## start PROVIDED MATERIAL

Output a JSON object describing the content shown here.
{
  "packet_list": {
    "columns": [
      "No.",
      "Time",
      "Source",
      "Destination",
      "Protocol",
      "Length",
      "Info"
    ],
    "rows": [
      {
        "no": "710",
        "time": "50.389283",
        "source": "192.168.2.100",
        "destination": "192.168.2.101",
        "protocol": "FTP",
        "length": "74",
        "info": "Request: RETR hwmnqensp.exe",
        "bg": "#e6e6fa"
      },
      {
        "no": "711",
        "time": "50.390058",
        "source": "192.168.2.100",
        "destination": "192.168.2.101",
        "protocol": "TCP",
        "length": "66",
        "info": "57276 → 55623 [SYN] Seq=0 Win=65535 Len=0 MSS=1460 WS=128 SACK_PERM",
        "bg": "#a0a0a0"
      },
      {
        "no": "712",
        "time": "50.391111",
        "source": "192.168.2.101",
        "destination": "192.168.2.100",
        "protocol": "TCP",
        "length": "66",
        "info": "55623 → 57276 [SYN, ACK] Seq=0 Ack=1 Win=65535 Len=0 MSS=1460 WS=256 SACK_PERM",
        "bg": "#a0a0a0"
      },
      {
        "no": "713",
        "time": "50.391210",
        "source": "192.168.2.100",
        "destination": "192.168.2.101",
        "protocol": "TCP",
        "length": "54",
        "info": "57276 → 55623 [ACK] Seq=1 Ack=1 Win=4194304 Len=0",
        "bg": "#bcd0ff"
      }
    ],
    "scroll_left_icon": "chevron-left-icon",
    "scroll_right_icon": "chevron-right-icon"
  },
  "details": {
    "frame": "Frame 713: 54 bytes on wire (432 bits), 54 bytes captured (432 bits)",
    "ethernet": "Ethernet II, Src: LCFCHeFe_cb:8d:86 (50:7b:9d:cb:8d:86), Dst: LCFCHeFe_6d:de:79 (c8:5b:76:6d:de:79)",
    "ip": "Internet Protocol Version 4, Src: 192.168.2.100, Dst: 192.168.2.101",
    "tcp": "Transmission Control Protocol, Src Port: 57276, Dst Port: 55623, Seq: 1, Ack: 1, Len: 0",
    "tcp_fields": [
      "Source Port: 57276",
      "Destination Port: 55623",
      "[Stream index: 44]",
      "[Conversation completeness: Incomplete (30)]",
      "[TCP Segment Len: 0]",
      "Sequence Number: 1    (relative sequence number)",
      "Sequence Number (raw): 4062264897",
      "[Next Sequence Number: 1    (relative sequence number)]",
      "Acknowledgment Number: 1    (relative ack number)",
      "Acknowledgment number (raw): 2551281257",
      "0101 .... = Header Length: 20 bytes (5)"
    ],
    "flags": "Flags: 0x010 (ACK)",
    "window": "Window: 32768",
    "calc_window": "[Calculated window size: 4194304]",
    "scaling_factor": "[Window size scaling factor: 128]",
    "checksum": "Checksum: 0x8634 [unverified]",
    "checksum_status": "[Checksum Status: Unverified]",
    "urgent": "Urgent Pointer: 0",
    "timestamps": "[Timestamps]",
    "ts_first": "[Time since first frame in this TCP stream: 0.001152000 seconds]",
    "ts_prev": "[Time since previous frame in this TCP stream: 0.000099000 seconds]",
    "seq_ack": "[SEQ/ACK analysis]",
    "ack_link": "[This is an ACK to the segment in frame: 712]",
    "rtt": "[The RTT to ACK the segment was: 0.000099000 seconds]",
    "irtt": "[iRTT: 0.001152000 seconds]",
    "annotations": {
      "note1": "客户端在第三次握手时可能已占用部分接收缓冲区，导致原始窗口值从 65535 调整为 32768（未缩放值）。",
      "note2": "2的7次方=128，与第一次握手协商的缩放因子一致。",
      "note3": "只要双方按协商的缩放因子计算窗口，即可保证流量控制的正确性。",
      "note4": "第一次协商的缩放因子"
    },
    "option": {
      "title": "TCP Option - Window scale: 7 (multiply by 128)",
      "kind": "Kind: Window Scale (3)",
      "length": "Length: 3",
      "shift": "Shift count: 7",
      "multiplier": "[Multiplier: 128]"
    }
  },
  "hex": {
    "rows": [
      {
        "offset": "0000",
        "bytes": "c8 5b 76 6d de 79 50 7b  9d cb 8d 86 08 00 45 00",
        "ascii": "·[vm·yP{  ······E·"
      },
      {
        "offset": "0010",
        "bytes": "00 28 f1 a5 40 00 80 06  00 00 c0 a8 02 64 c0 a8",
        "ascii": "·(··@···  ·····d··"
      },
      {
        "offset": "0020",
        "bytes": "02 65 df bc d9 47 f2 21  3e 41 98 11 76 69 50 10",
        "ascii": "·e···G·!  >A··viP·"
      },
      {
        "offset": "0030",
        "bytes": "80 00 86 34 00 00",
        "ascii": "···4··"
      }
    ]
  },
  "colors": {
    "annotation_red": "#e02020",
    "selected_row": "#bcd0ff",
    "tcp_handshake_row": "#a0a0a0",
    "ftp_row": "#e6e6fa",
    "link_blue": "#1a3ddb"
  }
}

## end PROVIDED MATERIAL

→ JOB: Set every line of the listing down word for word.

→ THE SOLUTION:
Output a JSON object describing the content shown here.
{
  "packet_list": {
    "columns": [
      "No.",
      "Time",
      "Source",
      "Destination",
      "Protocol",
      "Length",
      "Info"
    ],
    "rows": [
      {
        "no": "710",
        "time": "50.389283",
        "source": "192.168.2.100",
        "destination": "192.168.2.101",
        "protocol": "FTP",
        "length": "74",
        "info": "Request: RETR hwmnqensp.exe",
        "bg": "#e6e6fa"
      },
      {
        "no": "711",
        "time": "50.390058",
        "source": "192.168.2.100",
        "destination": "192.168.2.101",
        "protocol": "TCP",
        "length": "66",
        "info": "57276 → 55623 [SYN] Seq=0 Win=65535 Len=0 MSS=1460 WS=128 SACK_PERM",
        "bg": "#a0a0a0"
      },
      {
        "no": "712",
        "time": "50.391111",
        "source": "192.168.2.101",
        "destination": "192.168.2.100",
        "protocol": "TCP",
        "length": "66",
        "info": "55623 → 57276 [SYN, ACK] Seq=0 Ack=1 Win=65535 Len=0 MSS=1460 WS=256 SACK_PERM",
        "bg": "#a0a0a0"
      },
      {
        "no": "713",
        "time": "50.391210",
        "source": "192.168.2.100",
        "destination": "192.168.2.101",
        "protocol": "TCP",
        "length": "54",
        "info": "57276 → 55623 [ACK] Seq=1 Ack=1 Win=4194304 Len=0",
        "bg": "#bcd0ff"
      }
    ],
    "scroll_left_icon": "chevron-left-icon",
    "scroll_right_icon": "chevron-right-icon"
  },
  "details": {
    "frame": "Frame 713: 54 bytes on wire (432 bits), 54 bytes captured (432 bits)",
    "ethernet": "Ethernet II, Src: LCFCHeFe_cb:8d:86 (50:7b:9d:cb:8d:86), Dst: LCFCHeFe_6d:de:79 (c8:5b:76:6d:de:79)",
    "ip": "Internet Protocol Version 4, Src: 192.168.2.100, Dst: 192.168.2.101",
    "tcp": "Transmission Control Protocol, Src Port: 57276, Dst Port: 55623, Seq: 1, Ack: 1, Len: 0",
    "tcp_fields": [
      "Source Port: 57276",
      "Destination Port: 55623",
      "[Stream index: 44]",
      "[Conversation completeness: Incomplete (30)]",
      "[TCP Segment Len: 0]",
      "Sequence Number: 1    (relative sequence number)",
      "Sequence Number (raw): 4062264897",
      "[Next Sequence Number: 1    (relative sequence number)]",
      "Acknowledgment Number: 1    (relative ack number)",
      "Acknowledgment number (raw): 2551281257",
      "0101 .... = Header Length: 20 bytes (5)"
    ],
    "flags": "Flags: 0x010 (ACK)",
    "window": "Window: 32768",
    "calc_window": "[Calculated window size: 4194304]",
    "scaling_factor": "[Window size scaling factor: 128]",
    "checksum": "Checksum: 0x8634 [unverified]",
    "checksum_status": "[Checksum Status: Unverified]",
    "urgent": "Urgent Pointer: 0",
    "timestamps": "[Timestamps]",
    "ts_first": "[Time since first frame in this TCP stream: 0.001152000 seconds]",
    "ts_prev": "[Time since previous frame in this TCP stream: 0.000099000 seconds]",
    "seq_ack": "[SEQ/ACK analysis]",
    "ack_link": "[This is an ACK to the segment in frame: 712]",
    "rtt": "[The RTT to ACK the segment was: 0.000099000 seconds]",
    "irtt": "[iRTT: 0.001152000 seconds]",
    "annotations": {
      "note1": "客户端在第三次握手时可能已占用部分接收缓冲区，导致原始窗口值从 65535 调整为 32768（未缩放值）。",
      "note2": "2的7次方=128，与第一次握手协商的缩放因子一致。",
      "note3": "只要双方按协商的缩放因子计算窗口，即可保证流量控制的正确性。",
      "note4": "第一次协商的缩放因子"
    },
    "option": {
      "title": "TCP Option - Window scale: 7 (multiply by 128)",
      "kind": "Kind: Window Scale (3)",
      "length": "Length: 3",
      "shift": "Shift count: 7",
      "multiplier": "[Multiplier: 128]"
    }
  },
  "hex": {
    "rows": [
      {
        "offset": "0000",
        "bytes": "c8 5b 76 6d de 79 50 7b  9d cb 8d 86 08 00 45 00",
        "ascii": "·[vm·yP{  ······E·"
      },
      {
        "offset": "0010",
        "bytes": "00 28 f1 a5 40 00 80 06  00 00 c0 a8 02 64 c0 a8",
        "ascii": "·(··@···  ·····d··"
      },
      {
        "offset": "0020",
        "bytes": "02 65 df bc d9 47 f2 21  3e 41 98 11 76 69 50 10",
        "ascii": "·e···G·!  >A··viP·"
      },
      {
        "offset": "0030",
        "bytes": "80 00 86 34 00 00",
        "ascii": "···4··"
      }
    ]
  },
  "colors": {
    "annotation_red": "#e02020",
    "selected_row": "#bcd0ff",
    "tcp_handshake_row": "#a0a0a0",
    "ftp_row": "#e6e6fa",
    "link_blue": "#1a3ddb"
  }
}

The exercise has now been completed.